* Records for the task:
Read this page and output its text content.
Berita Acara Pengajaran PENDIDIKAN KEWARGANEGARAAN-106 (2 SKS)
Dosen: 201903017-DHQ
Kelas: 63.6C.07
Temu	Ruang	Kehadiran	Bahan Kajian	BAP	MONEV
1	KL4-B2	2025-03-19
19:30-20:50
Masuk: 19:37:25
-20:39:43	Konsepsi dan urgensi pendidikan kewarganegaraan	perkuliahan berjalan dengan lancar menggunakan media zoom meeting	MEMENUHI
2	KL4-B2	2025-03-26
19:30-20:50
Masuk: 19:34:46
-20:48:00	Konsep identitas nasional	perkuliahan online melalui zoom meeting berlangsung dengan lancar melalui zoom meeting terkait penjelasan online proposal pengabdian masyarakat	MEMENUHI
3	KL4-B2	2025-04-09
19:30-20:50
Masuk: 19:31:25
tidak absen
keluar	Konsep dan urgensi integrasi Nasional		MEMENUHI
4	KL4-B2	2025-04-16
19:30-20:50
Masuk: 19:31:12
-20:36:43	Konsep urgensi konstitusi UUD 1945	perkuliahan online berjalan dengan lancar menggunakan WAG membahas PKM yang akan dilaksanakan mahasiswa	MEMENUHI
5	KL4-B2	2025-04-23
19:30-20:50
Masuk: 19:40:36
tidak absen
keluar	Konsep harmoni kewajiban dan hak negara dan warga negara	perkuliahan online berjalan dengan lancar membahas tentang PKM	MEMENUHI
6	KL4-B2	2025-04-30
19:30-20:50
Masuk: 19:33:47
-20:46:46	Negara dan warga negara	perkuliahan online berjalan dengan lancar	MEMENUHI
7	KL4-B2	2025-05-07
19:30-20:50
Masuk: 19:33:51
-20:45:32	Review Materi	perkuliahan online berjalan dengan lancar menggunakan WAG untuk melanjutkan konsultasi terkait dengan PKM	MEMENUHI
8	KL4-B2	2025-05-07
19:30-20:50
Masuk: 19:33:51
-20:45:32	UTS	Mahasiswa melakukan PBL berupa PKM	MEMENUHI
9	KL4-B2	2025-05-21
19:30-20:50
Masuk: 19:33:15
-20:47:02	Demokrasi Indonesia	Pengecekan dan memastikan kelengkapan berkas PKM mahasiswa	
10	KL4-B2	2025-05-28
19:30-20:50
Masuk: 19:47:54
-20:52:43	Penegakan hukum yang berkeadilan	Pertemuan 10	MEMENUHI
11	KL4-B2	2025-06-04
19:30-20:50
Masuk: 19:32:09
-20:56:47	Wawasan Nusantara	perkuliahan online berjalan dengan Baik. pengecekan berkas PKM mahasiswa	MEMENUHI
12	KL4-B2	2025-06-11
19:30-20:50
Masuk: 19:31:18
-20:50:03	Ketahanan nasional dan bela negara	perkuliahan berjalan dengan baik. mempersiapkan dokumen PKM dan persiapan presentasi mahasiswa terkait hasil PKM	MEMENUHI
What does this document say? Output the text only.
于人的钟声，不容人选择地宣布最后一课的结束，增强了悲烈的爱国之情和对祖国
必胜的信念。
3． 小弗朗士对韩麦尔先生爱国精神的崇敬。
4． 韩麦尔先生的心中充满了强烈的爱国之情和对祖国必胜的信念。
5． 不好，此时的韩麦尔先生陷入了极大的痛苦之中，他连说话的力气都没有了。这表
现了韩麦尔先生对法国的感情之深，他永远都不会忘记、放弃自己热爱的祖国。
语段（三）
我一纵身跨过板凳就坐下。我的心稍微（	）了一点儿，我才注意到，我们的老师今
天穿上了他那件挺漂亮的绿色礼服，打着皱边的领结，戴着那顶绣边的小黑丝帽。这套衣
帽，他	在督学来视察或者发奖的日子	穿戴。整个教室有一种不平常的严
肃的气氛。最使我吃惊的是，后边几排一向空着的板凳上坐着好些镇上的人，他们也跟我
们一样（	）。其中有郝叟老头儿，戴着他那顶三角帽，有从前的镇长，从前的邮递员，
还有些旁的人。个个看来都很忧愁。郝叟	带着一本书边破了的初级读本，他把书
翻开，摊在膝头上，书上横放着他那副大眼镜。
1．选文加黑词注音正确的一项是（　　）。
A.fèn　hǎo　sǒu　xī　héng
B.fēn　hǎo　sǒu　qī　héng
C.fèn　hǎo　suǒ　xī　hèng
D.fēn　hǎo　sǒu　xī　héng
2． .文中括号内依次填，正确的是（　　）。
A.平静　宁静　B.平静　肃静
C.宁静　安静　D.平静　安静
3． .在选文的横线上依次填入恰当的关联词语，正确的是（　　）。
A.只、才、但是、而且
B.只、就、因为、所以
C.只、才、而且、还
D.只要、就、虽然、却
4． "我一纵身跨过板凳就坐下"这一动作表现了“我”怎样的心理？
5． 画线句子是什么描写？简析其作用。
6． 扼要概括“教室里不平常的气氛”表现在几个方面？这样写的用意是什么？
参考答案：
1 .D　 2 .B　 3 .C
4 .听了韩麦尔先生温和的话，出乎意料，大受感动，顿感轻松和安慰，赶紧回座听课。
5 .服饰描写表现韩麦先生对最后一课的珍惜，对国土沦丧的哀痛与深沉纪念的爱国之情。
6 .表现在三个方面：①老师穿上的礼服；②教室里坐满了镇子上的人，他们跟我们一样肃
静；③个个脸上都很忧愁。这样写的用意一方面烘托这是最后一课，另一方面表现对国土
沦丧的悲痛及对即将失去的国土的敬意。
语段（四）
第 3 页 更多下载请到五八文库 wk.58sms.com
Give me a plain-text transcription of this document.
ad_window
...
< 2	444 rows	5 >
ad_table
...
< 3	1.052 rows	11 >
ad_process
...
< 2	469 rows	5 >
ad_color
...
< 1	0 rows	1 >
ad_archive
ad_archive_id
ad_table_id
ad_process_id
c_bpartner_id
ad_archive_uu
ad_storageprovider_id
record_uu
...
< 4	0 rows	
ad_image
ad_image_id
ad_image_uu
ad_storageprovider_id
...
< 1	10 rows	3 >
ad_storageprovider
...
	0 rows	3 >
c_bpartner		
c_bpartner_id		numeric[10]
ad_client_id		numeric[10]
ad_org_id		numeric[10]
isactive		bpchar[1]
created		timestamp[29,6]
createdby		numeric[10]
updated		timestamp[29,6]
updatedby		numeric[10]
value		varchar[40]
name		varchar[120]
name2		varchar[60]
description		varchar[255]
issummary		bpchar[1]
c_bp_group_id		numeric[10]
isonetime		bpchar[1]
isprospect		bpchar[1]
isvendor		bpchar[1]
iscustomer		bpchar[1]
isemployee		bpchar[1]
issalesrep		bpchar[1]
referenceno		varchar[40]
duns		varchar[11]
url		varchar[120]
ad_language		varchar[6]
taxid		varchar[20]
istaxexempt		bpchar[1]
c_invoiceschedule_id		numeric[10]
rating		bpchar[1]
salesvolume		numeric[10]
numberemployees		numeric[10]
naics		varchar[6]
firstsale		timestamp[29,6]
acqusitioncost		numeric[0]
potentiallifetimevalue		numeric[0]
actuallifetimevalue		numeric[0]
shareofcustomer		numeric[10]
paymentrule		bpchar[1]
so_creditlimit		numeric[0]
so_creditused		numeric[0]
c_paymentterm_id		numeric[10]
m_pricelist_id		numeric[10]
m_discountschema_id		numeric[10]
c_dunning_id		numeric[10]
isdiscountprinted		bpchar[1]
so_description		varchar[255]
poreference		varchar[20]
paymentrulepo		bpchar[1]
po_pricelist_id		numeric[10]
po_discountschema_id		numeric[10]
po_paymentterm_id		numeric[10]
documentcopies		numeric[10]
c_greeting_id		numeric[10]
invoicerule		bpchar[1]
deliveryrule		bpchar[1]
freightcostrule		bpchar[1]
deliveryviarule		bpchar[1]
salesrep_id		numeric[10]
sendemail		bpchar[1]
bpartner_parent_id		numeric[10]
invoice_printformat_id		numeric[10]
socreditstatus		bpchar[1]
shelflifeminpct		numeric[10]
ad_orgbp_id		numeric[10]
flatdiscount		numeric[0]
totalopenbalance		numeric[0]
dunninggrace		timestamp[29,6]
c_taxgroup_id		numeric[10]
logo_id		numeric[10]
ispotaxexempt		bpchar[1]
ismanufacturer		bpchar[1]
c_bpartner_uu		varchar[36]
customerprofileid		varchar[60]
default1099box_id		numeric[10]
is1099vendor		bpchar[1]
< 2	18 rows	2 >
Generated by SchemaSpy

* The task: Which lines of the data include "membahas"? Copy each of them.

* Task solution:
-20:36:43	Konsep urgensi konstitusi UUD 1945	perkuliahan online berjalan dengan lancar menggunakan WAG membahas PKM yang akan dilaksanakan mahasiswa	MEMENUHI
keluar	Konsep harmoni kewajiban dan hak negara dan warga negara	perkuliahan online berjalan dengan lancar membahas tentang PKM	MEMENUHI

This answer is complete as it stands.